>> START EXCERPTED DATA

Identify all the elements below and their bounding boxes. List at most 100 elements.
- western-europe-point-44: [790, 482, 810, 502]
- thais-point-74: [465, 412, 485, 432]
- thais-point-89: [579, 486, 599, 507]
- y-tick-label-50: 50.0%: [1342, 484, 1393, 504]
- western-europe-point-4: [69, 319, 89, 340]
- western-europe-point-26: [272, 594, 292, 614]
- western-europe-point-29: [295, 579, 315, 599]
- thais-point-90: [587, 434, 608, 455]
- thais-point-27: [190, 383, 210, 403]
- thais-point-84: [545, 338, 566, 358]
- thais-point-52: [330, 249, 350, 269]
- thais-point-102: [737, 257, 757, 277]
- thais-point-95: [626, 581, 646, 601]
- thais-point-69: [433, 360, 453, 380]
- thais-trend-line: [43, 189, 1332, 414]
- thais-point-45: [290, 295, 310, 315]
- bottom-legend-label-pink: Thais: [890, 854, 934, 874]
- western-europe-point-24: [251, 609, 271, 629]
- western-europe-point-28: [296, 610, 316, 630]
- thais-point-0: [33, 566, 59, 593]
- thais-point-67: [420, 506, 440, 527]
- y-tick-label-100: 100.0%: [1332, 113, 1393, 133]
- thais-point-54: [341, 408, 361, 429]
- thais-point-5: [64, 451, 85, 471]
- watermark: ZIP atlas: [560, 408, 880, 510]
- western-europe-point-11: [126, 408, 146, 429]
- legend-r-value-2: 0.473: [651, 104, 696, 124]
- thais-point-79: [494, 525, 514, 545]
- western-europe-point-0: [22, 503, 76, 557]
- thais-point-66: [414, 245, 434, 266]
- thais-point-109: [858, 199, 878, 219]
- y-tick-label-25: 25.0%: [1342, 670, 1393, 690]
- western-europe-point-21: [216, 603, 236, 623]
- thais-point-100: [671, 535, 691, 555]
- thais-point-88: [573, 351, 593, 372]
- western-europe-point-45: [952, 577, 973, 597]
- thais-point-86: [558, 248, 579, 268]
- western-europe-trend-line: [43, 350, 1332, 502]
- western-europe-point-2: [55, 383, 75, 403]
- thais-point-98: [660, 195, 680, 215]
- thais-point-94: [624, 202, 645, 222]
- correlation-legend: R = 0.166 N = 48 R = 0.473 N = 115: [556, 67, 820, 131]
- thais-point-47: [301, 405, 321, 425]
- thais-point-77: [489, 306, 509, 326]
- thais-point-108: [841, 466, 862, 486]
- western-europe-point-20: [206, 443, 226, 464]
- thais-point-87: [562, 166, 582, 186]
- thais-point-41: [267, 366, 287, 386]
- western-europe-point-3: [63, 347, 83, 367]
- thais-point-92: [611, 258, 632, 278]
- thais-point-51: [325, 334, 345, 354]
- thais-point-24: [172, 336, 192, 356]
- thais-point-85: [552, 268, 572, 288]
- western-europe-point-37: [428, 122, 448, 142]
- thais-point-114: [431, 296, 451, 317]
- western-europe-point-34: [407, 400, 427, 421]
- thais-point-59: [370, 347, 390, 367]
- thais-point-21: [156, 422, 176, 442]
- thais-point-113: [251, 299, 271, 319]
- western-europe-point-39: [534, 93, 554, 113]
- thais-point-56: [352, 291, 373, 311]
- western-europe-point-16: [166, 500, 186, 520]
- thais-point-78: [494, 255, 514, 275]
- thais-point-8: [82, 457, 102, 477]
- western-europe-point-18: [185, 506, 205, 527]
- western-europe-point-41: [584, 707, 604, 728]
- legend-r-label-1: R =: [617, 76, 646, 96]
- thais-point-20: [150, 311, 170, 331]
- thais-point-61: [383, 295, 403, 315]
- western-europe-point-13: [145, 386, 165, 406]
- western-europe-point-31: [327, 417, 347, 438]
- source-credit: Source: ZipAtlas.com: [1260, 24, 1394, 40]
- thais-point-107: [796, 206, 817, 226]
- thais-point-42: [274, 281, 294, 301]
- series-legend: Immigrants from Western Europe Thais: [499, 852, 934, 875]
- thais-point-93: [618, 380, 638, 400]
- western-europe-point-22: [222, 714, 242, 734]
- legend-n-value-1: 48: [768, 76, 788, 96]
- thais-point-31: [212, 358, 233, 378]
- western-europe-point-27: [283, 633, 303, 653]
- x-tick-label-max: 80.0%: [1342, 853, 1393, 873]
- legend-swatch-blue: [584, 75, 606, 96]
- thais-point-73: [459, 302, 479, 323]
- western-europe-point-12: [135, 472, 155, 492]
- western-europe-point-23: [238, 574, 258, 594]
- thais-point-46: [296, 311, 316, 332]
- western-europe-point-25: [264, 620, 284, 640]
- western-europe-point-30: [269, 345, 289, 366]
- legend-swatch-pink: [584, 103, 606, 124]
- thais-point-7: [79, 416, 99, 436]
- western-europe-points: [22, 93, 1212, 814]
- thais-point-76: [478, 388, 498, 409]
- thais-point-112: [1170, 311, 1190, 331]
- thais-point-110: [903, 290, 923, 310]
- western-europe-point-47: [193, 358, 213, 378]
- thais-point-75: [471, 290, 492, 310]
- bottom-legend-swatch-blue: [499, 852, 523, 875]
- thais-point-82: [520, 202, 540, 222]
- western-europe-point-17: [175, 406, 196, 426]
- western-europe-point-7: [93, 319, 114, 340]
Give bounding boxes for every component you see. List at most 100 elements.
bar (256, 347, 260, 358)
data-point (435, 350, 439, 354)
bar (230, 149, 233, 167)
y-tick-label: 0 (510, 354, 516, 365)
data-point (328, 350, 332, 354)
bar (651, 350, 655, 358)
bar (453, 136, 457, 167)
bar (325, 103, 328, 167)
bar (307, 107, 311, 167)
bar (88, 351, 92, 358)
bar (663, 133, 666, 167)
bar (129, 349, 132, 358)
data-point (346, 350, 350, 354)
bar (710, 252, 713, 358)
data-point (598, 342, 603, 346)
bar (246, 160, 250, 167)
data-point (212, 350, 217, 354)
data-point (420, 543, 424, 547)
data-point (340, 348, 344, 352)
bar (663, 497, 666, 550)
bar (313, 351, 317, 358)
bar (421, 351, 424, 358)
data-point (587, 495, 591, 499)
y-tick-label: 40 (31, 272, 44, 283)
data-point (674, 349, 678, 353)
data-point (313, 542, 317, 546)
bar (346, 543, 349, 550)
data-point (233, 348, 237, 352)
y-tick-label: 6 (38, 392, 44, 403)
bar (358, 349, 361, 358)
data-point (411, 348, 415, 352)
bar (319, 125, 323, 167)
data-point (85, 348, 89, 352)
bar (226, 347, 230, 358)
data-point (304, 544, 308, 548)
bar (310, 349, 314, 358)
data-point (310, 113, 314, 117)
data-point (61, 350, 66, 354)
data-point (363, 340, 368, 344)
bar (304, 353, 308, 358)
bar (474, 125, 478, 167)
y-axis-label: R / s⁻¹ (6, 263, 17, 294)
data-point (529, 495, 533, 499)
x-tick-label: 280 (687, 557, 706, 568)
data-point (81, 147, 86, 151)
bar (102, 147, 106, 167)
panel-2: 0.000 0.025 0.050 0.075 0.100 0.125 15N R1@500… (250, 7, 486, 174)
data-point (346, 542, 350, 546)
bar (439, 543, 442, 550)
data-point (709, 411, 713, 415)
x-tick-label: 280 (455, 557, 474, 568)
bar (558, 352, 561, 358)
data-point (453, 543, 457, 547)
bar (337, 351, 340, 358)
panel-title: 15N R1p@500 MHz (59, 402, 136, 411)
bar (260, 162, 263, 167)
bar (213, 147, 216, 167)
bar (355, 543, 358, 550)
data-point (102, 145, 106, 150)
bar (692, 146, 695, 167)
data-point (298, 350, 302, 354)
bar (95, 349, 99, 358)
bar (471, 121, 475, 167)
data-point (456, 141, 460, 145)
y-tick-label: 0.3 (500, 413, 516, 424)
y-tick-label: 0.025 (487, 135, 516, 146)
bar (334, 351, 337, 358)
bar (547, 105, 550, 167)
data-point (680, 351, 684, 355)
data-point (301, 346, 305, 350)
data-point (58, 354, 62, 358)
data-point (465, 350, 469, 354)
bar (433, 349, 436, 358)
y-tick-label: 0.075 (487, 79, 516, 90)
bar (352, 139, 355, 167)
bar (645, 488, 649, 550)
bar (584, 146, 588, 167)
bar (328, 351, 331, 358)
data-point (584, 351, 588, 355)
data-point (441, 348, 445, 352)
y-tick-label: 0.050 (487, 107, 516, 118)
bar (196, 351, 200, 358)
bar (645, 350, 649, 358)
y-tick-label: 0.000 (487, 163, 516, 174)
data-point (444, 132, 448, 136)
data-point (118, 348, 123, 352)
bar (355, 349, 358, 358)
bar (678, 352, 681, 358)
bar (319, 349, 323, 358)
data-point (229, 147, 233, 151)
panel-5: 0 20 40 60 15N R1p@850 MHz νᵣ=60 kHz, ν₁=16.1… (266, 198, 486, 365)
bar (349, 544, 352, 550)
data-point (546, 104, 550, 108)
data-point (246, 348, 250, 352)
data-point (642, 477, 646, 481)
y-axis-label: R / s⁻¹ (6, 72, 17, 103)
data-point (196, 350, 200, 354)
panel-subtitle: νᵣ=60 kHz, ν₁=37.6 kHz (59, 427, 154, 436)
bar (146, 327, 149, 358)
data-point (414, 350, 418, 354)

>> END EXCERPTED DATA

_THE TASK_.
Copy the entries from the first line through the line containing "- western-europe-point-21: [216, 603, 236, 623]", and swap "watermark" for "logo" while leaving everything else unchanged.

_THE SOLUTION_.
Identify all the elements below and their bounding boxes. List at most 100 elements.
- western-europe-point-44: [790, 482, 810, 502]
- thais-point-74: [465, 412, 485, 432]
- thais-point-89: [579, 486, 599, 507]
- y-tick-label-50: 50.0%: [1342, 484, 1393, 504]
- western-europe-point-4: [69, 319, 89, 340]
- western-europe-point-26: [272, 594, 292, 614]
- western-europe-point-29: [295, 579, 315, 599]
- thais-point-90: [587, 434, 608, 455]
- thais-point-27: [190, 383, 210, 403]
- thais-point-84: [545, 338, 566, 358]
- thais-point-52: [330, 249, 350, 269]
- thais-point-102: [737, 257, 757, 277]
- thais-point-95: [626, 581, 646, 601]
- thais-point-69: [433, 360, 453, 380]
- thais-trend-line: [43, 189, 1332, 414]
- thais-point-45: [290, 295, 310, 315]
- bottom-legend-label-pink: Thais: [890, 854, 934, 874]
- western-europe-point-24: [251, 609, 271, 629]
- western-europe-point-28: [296, 610, 316, 630]
- thais-point-0: [33, 566, 59, 593]
- thais-point-67: [420, 506, 440, 527]
- y-tick-label-100: 100.0%: [1332, 113, 1393, 133]
- thais-point-54: [341, 408, 361, 429]
- thais-point-5: [64, 451, 85, 471]
- logo: ZIP atlas: [560, 408, 880, 510]
- western-europe-point-11: [126, 408, 146, 429]
- legend-r-value-2: 0.473: [651, 104, 696, 124]
- thais-point-79: [494, 525, 514, 545]
- western-europe-point-0: [22, 503, 76, 557]
- thais-point-66: [414, 245, 434, 266]
- thais-point-109: [858, 199, 878, 219]
- y-tick-label-25: 25.0%: [1342, 670, 1393, 690]
- western-europe-point-21: [216, 603, 236, 623]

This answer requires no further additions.